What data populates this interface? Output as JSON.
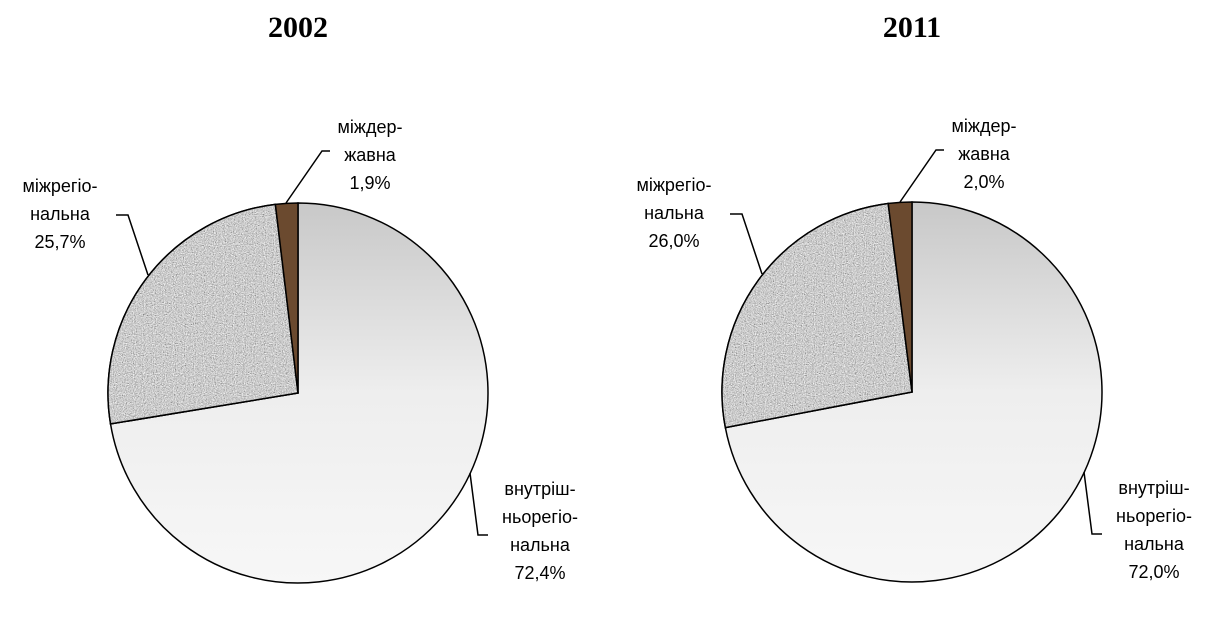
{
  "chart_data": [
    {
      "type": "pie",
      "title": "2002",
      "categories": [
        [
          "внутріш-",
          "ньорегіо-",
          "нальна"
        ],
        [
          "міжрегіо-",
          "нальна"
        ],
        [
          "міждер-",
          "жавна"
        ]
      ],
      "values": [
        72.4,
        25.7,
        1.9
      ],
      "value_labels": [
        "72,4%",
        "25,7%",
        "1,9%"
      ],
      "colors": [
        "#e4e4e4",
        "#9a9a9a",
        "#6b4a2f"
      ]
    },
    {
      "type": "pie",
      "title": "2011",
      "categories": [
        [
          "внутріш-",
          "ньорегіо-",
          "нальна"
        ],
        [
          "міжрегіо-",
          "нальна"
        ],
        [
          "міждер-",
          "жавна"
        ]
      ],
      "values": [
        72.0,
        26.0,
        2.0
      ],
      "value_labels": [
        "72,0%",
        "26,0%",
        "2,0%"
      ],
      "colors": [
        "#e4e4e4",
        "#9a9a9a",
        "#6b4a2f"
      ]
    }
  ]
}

---

> _REQUIREMENTS_
Return the listing above word for word, with the pictures removed.

> _ANSWER IN FULL_
What data populates this interface? Output as JSON.
{
  "chart_data": [
    {
      "type": "pie",
      "title": "2002",
      "categories": [
        [
          "внутріш-",
          "ньорегіо-",
          "нальна"
        ],
        [
          "міжрегіо-",
          "нальна"
        ],
        [
          "міждер-",
          "жавна"
        ]
      ],
      "values": [
        72.4,
        25.7,
        1.9
      ],
      "value_labels": [
        "72,4%",
        "25,7%",
        "1,9%"
      ],
      "colors": [
        "#e4e4e4",
        "#9a9a9a",
        "#6b4a2f"
      ]
    },
    {
      "type": "pie",
      "title": "2011",
      "categories": [
        [
          "внутріш-",
          "ньорегіо-",
          "нальна"
        ],
        [
          "міжрегіо-",
          "нальна"
        ],
        [
          "міждер-",
          "жавна"
        ]
      ],
      "values": [
        72.0,
        26.0,
        2.0
      ],
      "value_labels": [
        "72,0%",
        "26,0%",
        "2,0%"
      ],
      "colors": [
        "#e4e4e4",
        "#9a9a9a",
        "#6b4a2f"
      ]
    }
  ]
}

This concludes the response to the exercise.